> [Text provided]
# What age for roam of the house?



## anguilla1980 (Aug 13, 2013)

Einstein is 9wks and doing amazing on potty training, no accidents in days! He's finally very proficient at the doggy door in my bedroom. I had an issue where if he was in the living room, he would circle around the patio door and need me to let him out rather than run back to my bedroom and out his door, but now that seems to be solved.

When I am at work, I shut my bedroom door and he has roam of my bedroom and bathroom, which I have puppy proofed for chewing. At night when I'm home I leave my bedroom door open so he has roam of the house, and of course whenever I'm home I have it this way. 

How many months you think until I can trust him to roam the entire house while I'm at work? I've sprayed stuff with that bitter spray, it doesn't stop him one bit. Only catching him and saying "no" seems to work, but that does work well with him. He really wants to make me happy, gotta love goldens!

Alex


----------



## nolefan (Nov 6, 2009)

92GTA said:


> ...How many months you think until I can trust him to roam the entire house while I'm at work? I've sprayed stuff with that bitter spray, it doesn't stop him one bit. Only catching him and saying "no" seems to work, but that does work well with him. He really wants to make me happy, gotta love goldens!
> 
> Alex


There are different schools of thought on raising Golden puppies. I would no way give a Golden puppy the full of run of any room until he's outgrown his chewing stage. To be honest, I wouldn't give him the run of your bedroom. I would have an exercise pen or crate set up around the dog door opening if I were you. If he is chewing and ingests anything that is not supposed to be eaten he can be in danger of a blockage of his digestive tract. Many times puppies swallow a bunch of things with no problem, but you never know what can cause a problem. A child's sock, a large enough rock, stuffing out of a stuffed animal etc. Right now he has small puppy teeth and can do minimal damage to wood or drywall. My current Golden was a very low key chewer as a young puppy, did almost no damage. When she began having her adult teeth grow in at around 5 or 6 months the chewing problem escalated big time. She ended up chewing the end off a puppy nylabone while I sat there watching her. Before I could grab it she swallowed it and ended up having to have major abdominal surgery to repair it. Total cost of diagnostic tests, surgery, meds and special food during recovery - $1,400.

I understand that you have to work and have used the doggy door to help with training your wonderful puppy. However free range of a room or the house until all chewing stages have passed is a major safety issue. Repairing drywall or window sills is pretty easy, potential blockage issues are not so easy.

> [Data to examine]
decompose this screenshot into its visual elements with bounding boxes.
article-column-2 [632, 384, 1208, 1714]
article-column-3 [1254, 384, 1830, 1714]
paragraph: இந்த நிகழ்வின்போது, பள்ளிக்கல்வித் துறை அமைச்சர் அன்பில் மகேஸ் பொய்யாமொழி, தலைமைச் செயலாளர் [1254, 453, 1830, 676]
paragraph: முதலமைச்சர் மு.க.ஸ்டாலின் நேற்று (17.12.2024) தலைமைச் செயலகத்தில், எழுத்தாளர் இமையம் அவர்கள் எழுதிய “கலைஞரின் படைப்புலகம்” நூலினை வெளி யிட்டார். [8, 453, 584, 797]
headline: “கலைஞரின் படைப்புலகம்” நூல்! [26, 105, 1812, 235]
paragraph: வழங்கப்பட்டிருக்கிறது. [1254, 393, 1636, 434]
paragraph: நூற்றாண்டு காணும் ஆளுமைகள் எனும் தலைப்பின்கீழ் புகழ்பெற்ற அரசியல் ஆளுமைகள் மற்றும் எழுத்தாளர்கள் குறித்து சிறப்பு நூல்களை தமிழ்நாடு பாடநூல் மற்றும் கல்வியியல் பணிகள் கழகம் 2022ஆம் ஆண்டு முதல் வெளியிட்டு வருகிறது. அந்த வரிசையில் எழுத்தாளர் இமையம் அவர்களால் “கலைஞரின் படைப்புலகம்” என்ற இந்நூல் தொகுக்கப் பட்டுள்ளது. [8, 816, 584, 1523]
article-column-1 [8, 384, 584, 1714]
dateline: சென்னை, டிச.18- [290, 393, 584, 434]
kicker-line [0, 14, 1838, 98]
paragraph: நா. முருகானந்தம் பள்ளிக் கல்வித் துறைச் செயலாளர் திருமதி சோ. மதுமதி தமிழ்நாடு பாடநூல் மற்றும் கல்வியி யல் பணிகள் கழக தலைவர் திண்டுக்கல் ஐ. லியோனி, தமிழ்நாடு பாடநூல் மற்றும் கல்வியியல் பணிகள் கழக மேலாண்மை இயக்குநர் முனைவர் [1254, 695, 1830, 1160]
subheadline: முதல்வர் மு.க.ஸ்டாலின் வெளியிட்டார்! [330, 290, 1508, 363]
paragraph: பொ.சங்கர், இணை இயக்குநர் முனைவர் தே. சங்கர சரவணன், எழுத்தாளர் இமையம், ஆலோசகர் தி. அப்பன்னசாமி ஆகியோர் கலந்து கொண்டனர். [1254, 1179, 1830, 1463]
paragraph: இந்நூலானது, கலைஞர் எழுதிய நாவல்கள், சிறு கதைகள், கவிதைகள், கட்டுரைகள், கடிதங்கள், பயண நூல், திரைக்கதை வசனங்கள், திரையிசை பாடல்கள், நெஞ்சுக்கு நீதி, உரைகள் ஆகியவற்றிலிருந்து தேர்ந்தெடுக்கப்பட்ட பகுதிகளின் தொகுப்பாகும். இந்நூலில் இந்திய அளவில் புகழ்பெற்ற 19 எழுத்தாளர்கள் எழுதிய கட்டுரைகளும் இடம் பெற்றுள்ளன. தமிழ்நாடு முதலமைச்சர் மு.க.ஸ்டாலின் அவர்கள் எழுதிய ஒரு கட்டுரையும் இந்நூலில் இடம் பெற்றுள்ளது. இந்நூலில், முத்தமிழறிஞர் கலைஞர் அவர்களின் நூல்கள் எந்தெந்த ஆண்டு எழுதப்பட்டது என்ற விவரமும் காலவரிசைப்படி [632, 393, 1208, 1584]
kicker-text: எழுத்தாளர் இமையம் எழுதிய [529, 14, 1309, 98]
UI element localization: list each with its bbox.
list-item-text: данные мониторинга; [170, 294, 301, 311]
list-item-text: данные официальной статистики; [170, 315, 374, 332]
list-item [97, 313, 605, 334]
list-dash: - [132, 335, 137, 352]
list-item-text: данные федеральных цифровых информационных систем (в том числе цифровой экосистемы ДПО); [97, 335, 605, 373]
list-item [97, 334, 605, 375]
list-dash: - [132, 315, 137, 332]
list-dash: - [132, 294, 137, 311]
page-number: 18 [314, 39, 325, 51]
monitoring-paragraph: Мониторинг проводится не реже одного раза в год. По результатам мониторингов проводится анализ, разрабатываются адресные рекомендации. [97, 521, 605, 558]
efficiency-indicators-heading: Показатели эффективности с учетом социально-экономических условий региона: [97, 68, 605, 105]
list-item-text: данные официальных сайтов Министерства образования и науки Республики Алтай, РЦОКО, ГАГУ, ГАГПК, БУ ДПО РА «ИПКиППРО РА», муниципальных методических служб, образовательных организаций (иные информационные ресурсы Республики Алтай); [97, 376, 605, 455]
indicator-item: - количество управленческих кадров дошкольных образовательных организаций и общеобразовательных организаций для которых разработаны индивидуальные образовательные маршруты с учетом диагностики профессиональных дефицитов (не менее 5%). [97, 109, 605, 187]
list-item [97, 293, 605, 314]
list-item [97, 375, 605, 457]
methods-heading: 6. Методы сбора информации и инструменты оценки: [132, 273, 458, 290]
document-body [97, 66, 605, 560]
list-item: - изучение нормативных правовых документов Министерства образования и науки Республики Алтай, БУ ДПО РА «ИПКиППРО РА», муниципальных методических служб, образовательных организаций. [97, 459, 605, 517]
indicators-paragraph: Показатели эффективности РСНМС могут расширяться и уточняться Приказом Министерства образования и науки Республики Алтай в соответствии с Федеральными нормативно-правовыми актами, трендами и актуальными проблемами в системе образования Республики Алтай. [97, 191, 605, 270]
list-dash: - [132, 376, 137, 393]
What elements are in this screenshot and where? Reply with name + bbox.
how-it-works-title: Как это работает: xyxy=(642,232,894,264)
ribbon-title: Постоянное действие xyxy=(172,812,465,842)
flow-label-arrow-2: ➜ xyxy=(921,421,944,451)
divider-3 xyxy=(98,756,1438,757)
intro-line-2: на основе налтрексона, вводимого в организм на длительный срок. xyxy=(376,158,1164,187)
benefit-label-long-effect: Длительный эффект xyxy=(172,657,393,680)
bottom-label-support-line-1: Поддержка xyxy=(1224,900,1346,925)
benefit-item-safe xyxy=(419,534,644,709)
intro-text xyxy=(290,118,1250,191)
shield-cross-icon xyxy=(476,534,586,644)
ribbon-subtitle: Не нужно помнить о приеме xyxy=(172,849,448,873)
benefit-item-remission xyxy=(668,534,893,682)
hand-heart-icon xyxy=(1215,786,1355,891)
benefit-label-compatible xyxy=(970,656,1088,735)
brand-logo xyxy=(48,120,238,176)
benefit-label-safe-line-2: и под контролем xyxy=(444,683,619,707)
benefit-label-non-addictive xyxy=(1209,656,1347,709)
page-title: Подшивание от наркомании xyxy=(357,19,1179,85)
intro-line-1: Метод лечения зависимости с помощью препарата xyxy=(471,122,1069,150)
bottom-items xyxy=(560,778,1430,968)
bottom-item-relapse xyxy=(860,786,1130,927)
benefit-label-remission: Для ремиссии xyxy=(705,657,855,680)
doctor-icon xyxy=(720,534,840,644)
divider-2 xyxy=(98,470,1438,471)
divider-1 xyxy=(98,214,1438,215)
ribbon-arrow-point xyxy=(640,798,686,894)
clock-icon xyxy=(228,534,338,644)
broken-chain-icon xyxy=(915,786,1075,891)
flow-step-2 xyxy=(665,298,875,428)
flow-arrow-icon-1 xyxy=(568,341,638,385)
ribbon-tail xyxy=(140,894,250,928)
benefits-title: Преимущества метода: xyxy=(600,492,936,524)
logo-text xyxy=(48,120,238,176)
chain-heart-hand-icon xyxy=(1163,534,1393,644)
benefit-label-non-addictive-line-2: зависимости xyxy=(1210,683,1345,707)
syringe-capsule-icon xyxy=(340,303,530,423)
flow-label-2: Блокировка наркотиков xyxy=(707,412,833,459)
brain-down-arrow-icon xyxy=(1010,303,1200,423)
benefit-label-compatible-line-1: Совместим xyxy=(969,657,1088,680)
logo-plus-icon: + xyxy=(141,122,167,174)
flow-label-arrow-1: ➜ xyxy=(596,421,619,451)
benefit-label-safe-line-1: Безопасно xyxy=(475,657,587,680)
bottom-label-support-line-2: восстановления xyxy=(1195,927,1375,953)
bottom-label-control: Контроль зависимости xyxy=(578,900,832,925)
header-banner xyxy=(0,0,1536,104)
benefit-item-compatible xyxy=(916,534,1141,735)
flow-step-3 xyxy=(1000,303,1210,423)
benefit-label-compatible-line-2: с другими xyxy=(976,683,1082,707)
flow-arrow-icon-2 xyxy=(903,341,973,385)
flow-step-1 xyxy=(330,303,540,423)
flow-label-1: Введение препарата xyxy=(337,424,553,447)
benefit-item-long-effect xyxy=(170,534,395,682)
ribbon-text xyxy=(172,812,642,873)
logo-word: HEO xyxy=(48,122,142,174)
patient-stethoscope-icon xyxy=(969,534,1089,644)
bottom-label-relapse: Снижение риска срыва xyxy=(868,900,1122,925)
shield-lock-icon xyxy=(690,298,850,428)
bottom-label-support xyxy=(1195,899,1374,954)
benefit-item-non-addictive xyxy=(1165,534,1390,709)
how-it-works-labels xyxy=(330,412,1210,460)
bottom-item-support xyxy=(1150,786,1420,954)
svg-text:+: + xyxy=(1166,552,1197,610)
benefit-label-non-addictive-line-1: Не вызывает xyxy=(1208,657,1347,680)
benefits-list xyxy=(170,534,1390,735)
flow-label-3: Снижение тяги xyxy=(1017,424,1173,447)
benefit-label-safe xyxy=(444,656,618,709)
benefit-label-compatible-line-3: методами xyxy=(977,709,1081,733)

> [Exercise instructions]
Please say whether each statement below agrees with the forum thread above, answering yes or no and quoting the words from the thread that decide it.
(a) While the owner is at work, the puppy can move freely in the bedroom and bathroom.
(b) Bitter spray kept the puppy from chewing.
(c) The second poster's current Golden chewed more once adult teeth started coming in.

> [The answer]
(a) Yes: "When I am at work, I shut my bedroom door and he has roam of my bedroom and bathroom"
(b) No: "I've sprayed stuff with that bitter spray, it doesn't stop him one bit."
(c) Yes: "When she began having her adult teeth grow in at around 5 or 6 months the chewing problem escalated big time."